Data records:
—————

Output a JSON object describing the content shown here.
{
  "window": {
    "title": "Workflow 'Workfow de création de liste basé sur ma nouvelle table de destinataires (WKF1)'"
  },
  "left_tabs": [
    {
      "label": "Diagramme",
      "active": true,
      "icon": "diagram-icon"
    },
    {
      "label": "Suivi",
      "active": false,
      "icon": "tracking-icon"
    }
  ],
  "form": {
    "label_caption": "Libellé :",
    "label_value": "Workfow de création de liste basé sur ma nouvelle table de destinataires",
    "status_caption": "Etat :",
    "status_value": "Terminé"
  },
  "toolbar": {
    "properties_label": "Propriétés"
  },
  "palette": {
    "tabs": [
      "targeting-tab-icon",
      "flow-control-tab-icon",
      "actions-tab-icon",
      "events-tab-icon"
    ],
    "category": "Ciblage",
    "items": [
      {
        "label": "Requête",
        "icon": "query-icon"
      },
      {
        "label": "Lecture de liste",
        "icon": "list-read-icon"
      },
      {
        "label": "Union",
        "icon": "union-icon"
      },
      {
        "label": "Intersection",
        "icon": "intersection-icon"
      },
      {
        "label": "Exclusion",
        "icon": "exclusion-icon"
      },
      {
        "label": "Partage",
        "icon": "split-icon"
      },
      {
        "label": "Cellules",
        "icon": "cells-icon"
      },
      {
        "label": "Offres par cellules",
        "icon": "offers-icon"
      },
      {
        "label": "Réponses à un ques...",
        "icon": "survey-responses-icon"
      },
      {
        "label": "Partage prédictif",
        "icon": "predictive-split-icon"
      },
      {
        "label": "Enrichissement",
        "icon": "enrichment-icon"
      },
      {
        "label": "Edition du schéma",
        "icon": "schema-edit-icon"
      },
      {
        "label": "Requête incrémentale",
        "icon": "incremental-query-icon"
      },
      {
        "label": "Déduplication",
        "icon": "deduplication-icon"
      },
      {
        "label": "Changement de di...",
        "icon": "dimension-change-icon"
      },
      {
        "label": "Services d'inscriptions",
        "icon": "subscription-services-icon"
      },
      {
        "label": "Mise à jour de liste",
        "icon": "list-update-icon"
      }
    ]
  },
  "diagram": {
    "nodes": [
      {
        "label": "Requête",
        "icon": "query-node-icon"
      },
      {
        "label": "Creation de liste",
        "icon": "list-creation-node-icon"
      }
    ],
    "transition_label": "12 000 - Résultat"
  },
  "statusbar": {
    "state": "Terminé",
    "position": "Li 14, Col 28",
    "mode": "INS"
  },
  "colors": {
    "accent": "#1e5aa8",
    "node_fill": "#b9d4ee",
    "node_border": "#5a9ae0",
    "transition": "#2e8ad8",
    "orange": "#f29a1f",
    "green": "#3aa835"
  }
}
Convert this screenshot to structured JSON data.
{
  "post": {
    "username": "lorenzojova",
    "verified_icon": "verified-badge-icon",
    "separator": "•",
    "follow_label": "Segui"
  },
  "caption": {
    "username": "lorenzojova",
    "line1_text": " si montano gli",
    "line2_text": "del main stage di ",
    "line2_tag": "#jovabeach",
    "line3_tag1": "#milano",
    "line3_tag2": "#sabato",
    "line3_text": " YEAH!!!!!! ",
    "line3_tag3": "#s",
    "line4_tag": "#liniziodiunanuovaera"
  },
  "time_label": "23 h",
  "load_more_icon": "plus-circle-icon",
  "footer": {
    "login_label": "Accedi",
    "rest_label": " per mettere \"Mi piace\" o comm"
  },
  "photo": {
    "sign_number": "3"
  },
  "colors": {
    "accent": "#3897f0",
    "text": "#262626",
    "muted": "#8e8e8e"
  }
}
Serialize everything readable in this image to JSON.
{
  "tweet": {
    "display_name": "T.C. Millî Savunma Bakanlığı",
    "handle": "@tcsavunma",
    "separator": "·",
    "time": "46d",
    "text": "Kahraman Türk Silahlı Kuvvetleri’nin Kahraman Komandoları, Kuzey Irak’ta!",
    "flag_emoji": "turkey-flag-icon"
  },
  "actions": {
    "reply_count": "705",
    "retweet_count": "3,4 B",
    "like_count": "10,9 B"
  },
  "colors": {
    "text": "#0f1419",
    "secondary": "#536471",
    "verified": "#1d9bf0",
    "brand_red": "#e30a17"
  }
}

—————

> **EXERCISE AIM**:
Take the lines above and print them exactly.

> **TASK OUTPUT**:
Output a JSON object describing the content shown here.
{
  "window": {
    "title": "Workflow 'Workfow de création de liste basé sur ma nouvelle table de destinataires (WKF1)'"
  },
  "left_tabs": [
    {
      "label": "Diagramme",
      "active": true,
      "icon": "diagram-icon"
    },
    {
      "label": "Suivi",
      "active": false,
      "icon": "tracking-icon"
    }
  ],
  "form": {
    "label_caption": "Libellé :",
    "label_value": "Workfow de création de liste basé sur ma nouvelle table de destinataires",
    "status_caption": "Etat :",
    "status_value": "Terminé"
  },
  "toolbar": {
    "properties_label": "Propriétés"
  },
  "palette": {
    "tabs": [
      "targeting-tab-icon",
      "flow-control-tab-icon",
      "actions-tab-icon",
      "events-tab-icon"
    ],
    "category": "Ciblage",
    "items": [
      {
        "label": "Requête",
        "icon": "query-icon"
      },
      {
        "label": "Lecture de liste",
        "icon": "list-read-icon"
      },
      {
        "label": "Union",
        "icon": "union-icon"
      },
      {
        "label": "Intersection",
        "icon": "intersection-icon"
      },
      {
        "label": "Exclusion",
        "icon": "exclusion-icon"
      },
      {
        "label": "Partage",
        "icon": "split-icon"
      },
      {
        "label": "Cellules",
        "icon": "cells-icon"
      },
      {
        "label": "Offres par cellules",
        "icon": "offers-icon"
      },
      {
        "label": "Réponses à un ques...",
        "icon": "survey-responses-icon"
      },
      {
        "label": "Partage prédictif",
        "icon": "predictive-split-icon"
      },
      {
        "label": "Enrichissement",
        "icon": "enrichment-icon"
      },
      {
        "label": "Edition du schéma",
        "icon": "schema-edit-icon"
      },
      {
        "label": "Requête incrémentale",
        "icon": "incremental-query-icon"
      },
      {
        "label": "Déduplication",
        "icon": "deduplication-icon"
      },
      {
        "label": "Changement de di...",
        "icon": "dimension-change-icon"
      },
      {
        "label": "Services d'inscriptions",
        "icon": "subscription-services-icon"
      },
      {
        "label": "Mise à jour de liste",
        "icon": "list-update-icon"
      }
    ]
  },
  "diagram": {
    "nodes": [
      {
        "label": "Requête",
        "icon": "query-node-icon"
      },
      {
        "label": "Creation de liste",
        "icon": "list-creation-node-icon"
      }
    ],
    "transition_label": "12 000 - Résultat"
  },
  "statusbar": {
    "state": "Terminé",
    "position": "Li 14, Col 28",
    "mode": "INS"
  },
  "colors": {
    "accent": "#1e5aa8",
    "node_fill": "#b9d4ee",
    "node_border": "#5a9ae0",
    "transition": "#2e8ad8",
    "orange": "#f29a1f",
    "green": "#3aa835"
  }
}
Convert this screenshot to structured JSON data.
{
  "post": {
    "username": "lorenzojova",
    "verified_icon": "verified-badge-icon",
    "separator": "•",
    "follow_label": "Segui"
  },
  "caption": {
    "username": "lorenzojova",
    "line1_text": " si montano gli",
    "line2_text": "del main stage di ",
    "line2_tag": "#jovabeach",
    "line3_tag1": "#milano",
    "line3_tag2": "#sabato",
    "line3_text": " YEAH!!!!!! ",
    "line3_tag3": "#s",
    "line4_tag": "#liniziodiunanuovaera"
  },
  "time_label": "23 h",
  "load_more_icon": "plus-circle-icon",
  "footer": {
    "login_label": "Accedi",
    "rest_label": " per mettere \"Mi piace\" o comm"
  },
  "photo": {
    "sign_number": "3"
  },
  "colors": {
    "accent": "#3897f0",
    "text": "#262626",
    "muted": "#8e8e8e"
  }
}
Serialize everything readable in this image to JSON.
{
  "tweet": {
    "display_name": "T.C. Millî Savunma Bakanlığı",
    "handle": "@tcsavunma",
    "separator": "·",
    "time": "46d",
    "text": "Kahraman Türk Silahlı Kuvvetleri’nin Kahraman Komandoları, Kuzey Irak’ta!",
    "flag_emoji": "turkey-flag-icon"
  },
  "actions": {
    "reply_count": "705",
    "retweet_count": "3,4 B",
    "like_count": "10,9 B"
  },
  "colors": {
    "text": "#0f1419",
    "secondary": "#536471",
    "verified": "#1d9bf0",
    "brand_red": "#e30a17"
  }
}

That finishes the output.